Dataset records
☆ ☆ ☆ ☆ ☆
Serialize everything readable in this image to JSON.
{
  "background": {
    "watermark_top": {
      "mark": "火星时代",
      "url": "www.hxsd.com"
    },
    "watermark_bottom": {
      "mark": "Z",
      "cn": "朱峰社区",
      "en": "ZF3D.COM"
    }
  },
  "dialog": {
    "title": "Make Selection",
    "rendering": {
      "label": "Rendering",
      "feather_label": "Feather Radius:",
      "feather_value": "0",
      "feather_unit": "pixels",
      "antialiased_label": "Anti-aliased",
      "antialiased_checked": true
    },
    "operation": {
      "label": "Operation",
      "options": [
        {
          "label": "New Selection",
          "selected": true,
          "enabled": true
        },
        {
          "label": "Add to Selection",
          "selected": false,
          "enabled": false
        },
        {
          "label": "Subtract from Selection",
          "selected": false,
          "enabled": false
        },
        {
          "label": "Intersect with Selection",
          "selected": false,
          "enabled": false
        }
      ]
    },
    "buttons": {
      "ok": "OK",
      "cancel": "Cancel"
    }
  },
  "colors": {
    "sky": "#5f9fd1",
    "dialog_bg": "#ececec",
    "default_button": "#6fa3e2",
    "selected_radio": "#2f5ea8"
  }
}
☆ ☆ ☆ ☆ ☆
_THE EXERCISE:_ Quote the entire listing above exactly.

_ANSWER:_
Serialize everything readable in this image to JSON.
{
  "background": {
    "watermark_top": {
      "mark": "火星时代",
      "url": "www.hxsd.com"
    },
    "watermark_bottom": {
      "mark": "Z",
      "cn": "朱峰社区",
      "en": "ZF3D.COM"
    }
  },
  "dialog": {
    "title": "Make Selection",
    "rendering": {
      "label": "Rendering",
      "feather_label": "Feather Radius:",
      "feather_value": "0",
      "feather_unit": "pixels",
      "antialiased_label": "Anti-aliased",
      "antialiased_checked": true
    },
    "operation": {
      "label": "Operation",
      "options": [
        {
          "label": "New Selection",
          "selected": true,
          "enabled": true
        },
        {
          "label": "Add to Selection",
          "selected": false,
          "enabled": false
        },
        {
          "label": "Subtract from Selection",
          "selected": false,
          "enabled": false
        },
        {
          "label": "Intersect with Selection",
          "selected": false,
          "enabled": false
        }
      ]
    },
    "buttons": {
      "ok": "OK",
      "cancel": "Cancel"
    }
  },
  "colors": {
    "sky": "#5f9fd1",
    "dialog_bg": "#ececec",
    "default_button": "#6fa3e2",
    "selected_radio": "#2f5ea8"
  }
}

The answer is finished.